Only the number is wanted: how many lines of these entries contain the word "name"?

§ Data for this exercise:

■ ■ ■ ■ ■

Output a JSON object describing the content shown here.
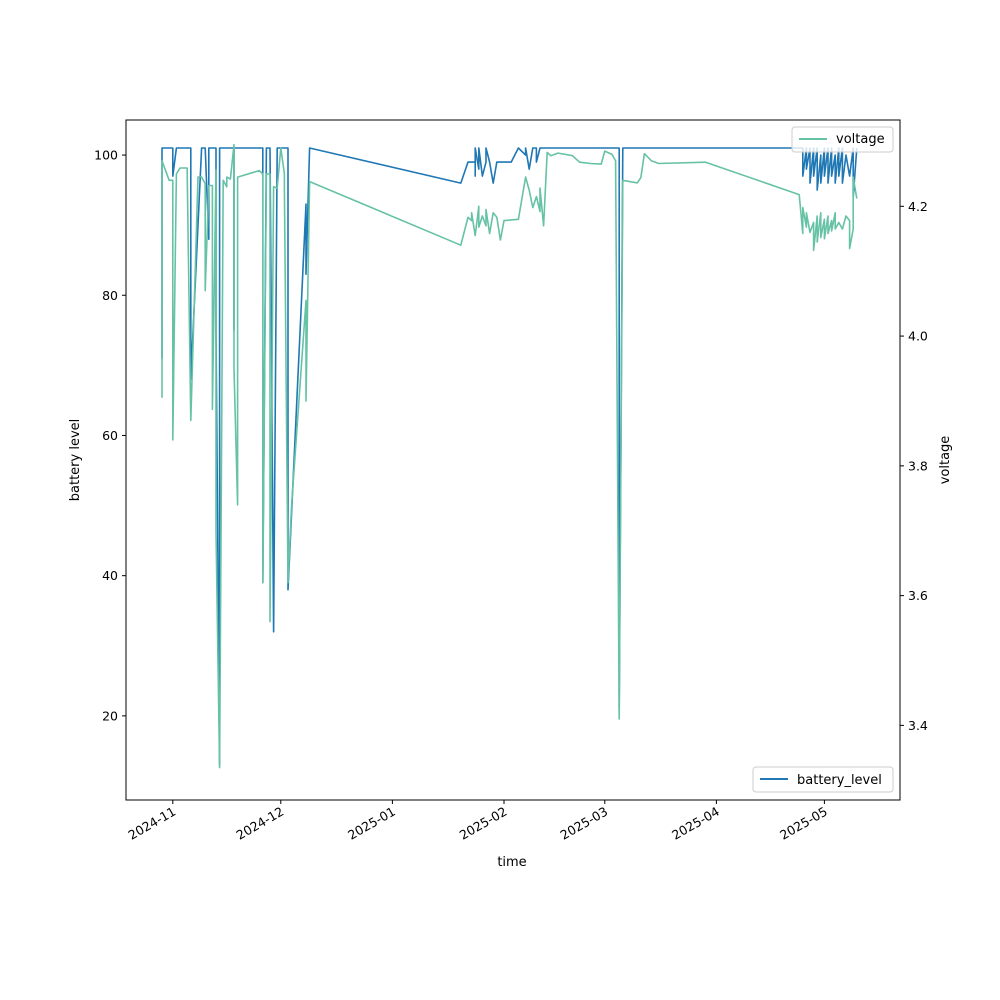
{
  "chart_data": {
    "type": "line",
    "xlabel": "time",
    "ylabel_left": "battery level",
    "ylabel_right": "voltage",
    "x_range": [
      "2024-10-19",
      "2025-05-22"
    ],
    "ylim_left": [
      8,
      105
    ],
    "ylim_right": [
      3.285,
      4.333
    ],
    "x_ticks": [
      "2024-11",
      "2024-12",
      "2025-01",
      "2025-02",
      "2025-03",
      "2025-04",
      "2025-05"
    ],
    "y_ticks_left": [
      20,
      40,
      60,
      80,
      100
    ],
    "y_ticks_right": [
      3.4,
      3.6,
      3.8,
      4.0,
      4.2
    ],
    "legend_top": "voltage",
    "legend_bottom": "battery_level",
    "legend_positions": {
      "voltage": "top-right",
      "battery_level": "bottom-right"
    },
    "series": [
      {
        "name": "battery_level",
        "axis": "left",
        "color": "#1f77b4",
        "points": [
          [
            "2024-10-29",
            71
          ],
          [
            "2024-10-29",
            101
          ],
          [
            "2024-11-01",
            101
          ],
          [
            "2024-11-01",
            97
          ],
          [
            "2024-11-02",
            101
          ],
          [
            "2024-11-06",
            101
          ],
          [
            "2024-11-06",
            68
          ],
          [
            "2024-11-09",
            101
          ],
          [
            "2024-11-10",
            101
          ],
          [
            "2024-11-11",
            88
          ],
          [
            "2024-11-11",
            101
          ],
          [
            "2024-11-13",
            101
          ],
          [
            "2024-11-13",
            75
          ],
          [
            "2024-11-14",
            13
          ],
          [
            "2024-11-14",
            101
          ],
          [
            "2024-11-18",
            101
          ],
          [
            "2024-11-18",
            75
          ],
          [
            "2024-11-18",
            101
          ],
          [
            "2024-11-26",
            101
          ],
          [
            "2024-11-26",
            39
          ],
          [
            "2024-11-27",
            101
          ],
          [
            "2024-11-28",
            101
          ],
          [
            "2024-11-29",
            32
          ],
          [
            "2024-11-30",
            101
          ],
          [
            "2024-12-03",
            101
          ],
          [
            "2024-12-03",
            38
          ],
          [
            "2024-12-08",
            93
          ],
          [
            "2024-12-08",
            83
          ],
          [
            "2024-12-09",
            101
          ],
          [
            "2025-01-20",
            96
          ],
          [
            "2025-01-22",
            99
          ],
          [
            "2025-01-24",
            99
          ],
          [
            "2025-01-24",
            97
          ],
          [
            "2025-01-24",
            101
          ],
          [
            "2025-01-25",
            98
          ],
          [
            "2025-01-25",
            101
          ],
          [
            "2025-01-26",
            97
          ],
          [
            "2025-01-27",
            99
          ],
          [
            "2025-01-27",
            101
          ],
          [
            "2025-01-28",
            99
          ],
          [
            "2025-01-29",
            96
          ],
          [
            "2025-01-30",
            99
          ],
          [
            "2025-02-03",
            99
          ],
          [
            "2025-02-05",
            101
          ],
          [
            "2025-02-07",
            100
          ],
          [
            "2025-02-07",
            101
          ],
          [
            "2025-02-08",
            98
          ],
          [
            "2025-02-09",
            101
          ],
          [
            "2025-02-10",
            101
          ],
          [
            "2025-02-10",
            99
          ],
          [
            "2025-02-11",
            101
          ],
          [
            "2025-03-05",
            101
          ],
          [
            "2025-03-05",
            21
          ],
          [
            "2025-03-06",
            101
          ],
          [
            "2025-04-25",
            101
          ],
          [
            "2025-04-25",
            97
          ],
          [
            "2025-04-26",
            101
          ],
          [
            "2025-04-26",
            98
          ],
          [
            "2025-04-27",
            101
          ],
          [
            "2025-04-27",
            96
          ],
          [
            "2025-04-28",
            101
          ],
          [
            "2025-04-28",
            97
          ],
          [
            "2025-04-29",
            101
          ],
          [
            "2025-04-29",
            95
          ],
          [
            "2025-04-30",
            100
          ],
          [
            "2025-04-30",
            96
          ],
          [
            "2025-05-01",
            101
          ],
          [
            "2025-05-01",
            97
          ],
          [
            "2025-05-02",
            101
          ],
          [
            "2025-05-02",
            96
          ],
          [
            "2025-05-03",
            101
          ],
          [
            "2025-05-03",
            97
          ],
          [
            "2025-05-04",
            100
          ],
          [
            "2025-05-04",
            96
          ],
          [
            "2025-05-05",
            101
          ],
          [
            "2025-05-05",
            97
          ],
          [
            "2025-05-06",
            101
          ],
          [
            "2025-05-06",
            96
          ],
          [
            "2025-05-07",
            100
          ],
          [
            "2025-05-08",
            97
          ],
          [
            "2025-05-09",
            101
          ],
          [
            "2025-05-09",
            94
          ],
          [
            "2025-05-10",
            101
          ]
        ]
      },
      {
        "name": "voltage",
        "axis": "right",
        "color": "#66c2a5",
        "points": [
          [
            "2024-10-29",
            3.905
          ],
          [
            "2024-10-29",
            4.27
          ],
          [
            "2024-10-31",
            4.24
          ],
          [
            "2024-11-01",
            4.24
          ],
          [
            "2024-11-01",
            3.84
          ],
          [
            "2024-11-02",
            4.25
          ],
          [
            "2024-11-03",
            4.259
          ],
          [
            "2024-11-05",
            4.259
          ],
          [
            "2024-11-05",
            4.25
          ],
          [
            "2024-11-06",
            3.87
          ],
          [
            "2024-11-08",
            4.245
          ],
          [
            "2024-11-09",
            4.245
          ],
          [
            "2024-11-10",
            4.235
          ],
          [
            "2024-11-10",
            4.07
          ],
          [
            "2024-11-11",
            4.232
          ],
          [
            "2024-11-12",
            4.232
          ],
          [
            "2024-11-12",
            3.887
          ],
          [
            "2024-11-13",
            4.256
          ],
          [
            "2024-11-13",
            3.7
          ],
          [
            "2024-11-14",
            3.335
          ],
          [
            "2024-11-15",
            4.24
          ],
          [
            "2024-11-16",
            4.23
          ],
          [
            "2024-11-16",
            4.245
          ],
          [
            "2024-11-17",
            4.242
          ],
          [
            "2024-11-18",
            4.295
          ],
          [
            "2024-11-18",
            3.95
          ],
          [
            "2024-11-19",
            3.74
          ],
          [
            "2024-11-19",
            4.245
          ],
          [
            "2024-11-25",
            4.255
          ],
          [
            "2024-11-26",
            4.25
          ],
          [
            "2024-11-26",
            3.62
          ],
          [
            "2024-11-27",
            4.25
          ],
          [
            "2024-11-28",
            4.25
          ],
          [
            "2024-11-28",
            3.56
          ],
          [
            "2024-11-29",
            4.23
          ],
          [
            "2024-11-30",
            4.228
          ],
          [
            "2024-12-01",
            4.29
          ],
          [
            "2024-12-02",
            4.25
          ],
          [
            "2024-12-02",
            4.228
          ],
          [
            "2024-12-03",
            3.62
          ],
          [
            "2024-12-04",
            3.74
          ],
          [
            "2024-12-08",
            4.055
          ],
          [
            "2024-12-08",
            3.9
          ],
          [
            "2024-12-09",
            4.238
          ],
          [
            "2025-01-20",
            4.14
          ],
          [
            "2025-01-22",
            4.183
          ],
          [
            "2025-01-23",
            4.178
          ],
          [
            "2025-01-23",
            4.19
          ],
          [
            "2025-01-24",
            4.155
          ],
          [
            "2025-01-25",
            4.2
          ],
          [
            "2025-01-25",
            4.168
          ],
          [
            "2025-01-26",
            4.185
          ],
          [
            "2025-01-27",
            4.17
          ],
          [
            "2025-01-27",
            4.195
          ],
          [
            "2025-01-28",
            4.158
          ],
          [
            "2025-01-29",
            4.19
          ],
          [
            "2025-01-30",
            4.183
          ],
          [
            "2025-01-31",
            4.148
          ],
          [
            "2025-02-01",
            4.178
          ],
          [
            "2025-02-05",
            4.18
          ],
          [
            "2025-02-07",
            4.245
          ],
          [
            "2025-02-08",
            4.225
          ],
          [
            "2025-02-09",
            4.198
          ],
          [
            "2025-02-10",
            4.215
          ],
          [
            "2025-02-11",
            4.192
          ],
          [
            "2025-02-11",
            4.228
          ],
          [
            "2025-02-12",
            4.17
          ],
          [
            "2025-02-13",
            4.283
          ],
          [
            "2025-02-14",
            4.278
          ],
          [
            "2025-02-16",
            4.282
          ],
          [
            "2025-02-18",
            4.28
          ],
          [
            "2025-02-20",
            4.278
          ],
          [
            "2025-02-22",
            4.268
          ],
          [
            "2025-02-25",
            4.266
          ],
          [
            "2025-02-28",
            4.265
          ],
          [
            "2025-03-01",
            4.285
          ],
          [
            "2025-03-03",
            4.28
          ],
          [
            "2025-03-04",
            4.27
          ],
          [
            "2025-03-05",
            3.41
          ],
          [
            "2025-03-06",
            4.24
          ],
          [
            "2025-03-10",
            4.236
          ],
          [
            "2025-03-11",
            4.244
          ],
          [
            "2025-03-12",
            4.281
          ],
          [
            "2025-03-14",
            4.27
          ],
          [
            "2025-03-16",
            4.266
          ],
          [
            "2025-03-29",
            4.268
          ],
          [
            "2025-04-24",
            4.218
          ],
          [
            "2025-04-25",
            4.158
          ],
          [
            "2025-04-25",
            4.198
          ],
          [
            "2025-04-26",
            4.168
          ],
          [
            "2025-04-26",
            4.19
          ],
          [
            "2025-04-27",
            4.16
          ],
          [
            "2025-04-28",
            4.175
          ],
          [
            "2025-04-28",
            4.132
          ],
          [
            "2025-04-29",
            4.185
          ],
          [
            "2025-04-29",
            4.145
          ],
          [
            "2025-04-30",
            4.19
          ],
          [
            "2025-04-30",
            4.152
          ],
          [
            "2025-05-01",
            4.18
          ],
          [
            "2025-05-01",
            4.15
          ],
          [
            "2025-05-02",
            4.185
          ],
          [
            "2025-05-02",
            4.158
          ],
          [
            "2025-05-03",
            4.178
          ],
          [
            "2025-05-03",
            4.162
          ],
          [
            "2025-05-04",
            4.19
          ],
          [
            "2025-05-04",
            4.165
          ],
          [
            "2025-05-05",
            4.175
          ],
          [
            "2025-05-06",
            4.165
          ],
          [
            "2025-05-07",
            4.185
          ],
          [
            "2025-05-08",
            4.178
          ],
          [
            "2025-05-08",
            4.135
          ],
          [
            "2025-05-09",
            4.165
          ],
          [
            "2025-05-09",
            4.245
          ],
          [
            "2025-05-10",
            4.212
          ]
        ]
      }
    ]
  }
}
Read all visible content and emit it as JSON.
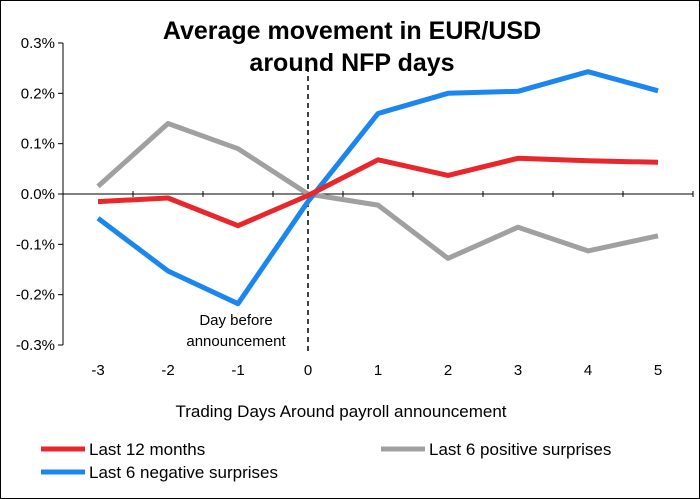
{
  "chart_data": {
    "type": "line",
    "title_line1": "Average movement in EUR/USD",
    "title_line2": "around NFP days",
    "xlabel": "Trading Days Around payroll announcement",
    "ylabel": "",
    "x": [
      -3,
      -2,
      -1,
      0,
      1,
      2,
      3,
      4,
      5
    ],
    "x_tick_labels": [
      "-3",
      "-2",
      "-1",
      "0",
      "1",
      "2",
      "3",
      "4",
      "5"
    ],
    "ylim": [
      -0.3,
      0.3
    ],
    "y_ticks": [
      0.3,
      0.2,
      0.1,
      0.0,
      -0.1,
      -0.2,
      -0.3
    ],
    "y_tick_labels": [
      "0.3%",
      "0.2%",
      "0.1%",
      "0.0%",
      "-0.1%",
      "-0.2%",
      "-0.3%"
    ],
    "grid": false,
    "legend_position": "bottom",
    "annotation_line1": "Day before",
    "annotation_line2": "announcement",
    "series": [
      {
        "name": "Last 12 months",
        "color": "#e8262b",
        "values": [
          -0.015,
          -0.008,
          -0.063,
          -0.003,
          0.068,
          0.037,
          0.071,
          0.066,
          0.063
        ]
      },
      {
        "name": "Last 6 positive surprises",
        "color": "#a0a0a0",
        "values": [
          0.015,
          0.14,
          0.09,
          0.0,
          -0.022,
          -0.128,
          -0.066,
          -0.113,
          -0.083
        ]
      },
      {
        "name": "Last 6 negative surprises",
        "color": "#1b86f0",
        "values": [
          -0.048,
          -0.153,
          -0.218,
          -0.015,
          0.16,
          0.2,
          0.204,
          0.243,
          0.205
        ]
      }
    ]
  }
}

■ ■ ■ ■ ■

§ Result of this exercise: 5